### [What is needed]
Extract each line containing the string "Skyline".

"""

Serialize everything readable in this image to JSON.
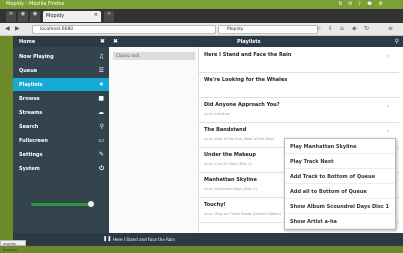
{
  "browser": {
    "window_title": "Mopidy - Mozilla Firefox",
    "tab_label": "Mopidy",
    "url": "localhost:6680",
    "search_value": "Mopidy"
  },
  "sidebar": {
    "header": "Home",
    "items": [
      {
        "label": "Now Playing"
      },
      {
        "label": "Queue"
      },
      {
        "label": "Playlists"
      },
      {
        "label": "Browse"
      },
      {
        "label": "Streams"
      },
      {
        "label": "Search"
      },
      {
        "label": "Fullscreen"
      },
      {
        "label": "Settings"
      },
      {
        "label": "System"
      }
    ],
    "volume": 0.92
  },
  "main": {
    "header": "Playlists",
    "playlist_item": "Classic rock",
    "tracks": [
      {
        "title": "Here I Stand and Face the Rain",
        "sub": ""
      },
      {
        "title": "We're Looking for the Whales",
        "sub": ""
      },
      {
        "title": "Did Anyone Approach You?",
        "sub": "a-ha / Lifelines"
      },
      {
        "title": "The Bandstand",
        "sub": "a-ha / East of the Sun, West of the Moon"
      },
      {
        "title": "Under the Makeup",
        "sub": "a-ha / Cast in Steel (Disc 1)"
      },
      {
        "title": "Manhattan Skyline",
        "sub": "a-ha / Scoundrel Days (Disc 1)"
      },
      {
        "title": "Touchy!",
        "sub": "a-ha / Stay on These Roads (Deluxe Edition)"
      }
    ]
  },
  "context_menu": [
    {
      "label": "Play Manhattan Skyline"
    },
    {
      "label": "Play Track Next"
    },
    {
      "label": "Add Track to Bottom of Queue"
    },
    {
      "label": "Add all to Bottom of Queue"
    },
    {
      "label": "Show Album Scoundrel Days Disc 1"
    },
    {
      "label": "Show Artist a-ha"
    }
  ],
  "footer": {
    "now_playing": "Here I Stand and Face the Rain"
  },
  "taskbar": {
    "chip": "mopidy - browser"
  }
}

"""

### [Completed exercise]
        "title": "Manhattan Skyline",
      "label": "Play Manhattan Skyline"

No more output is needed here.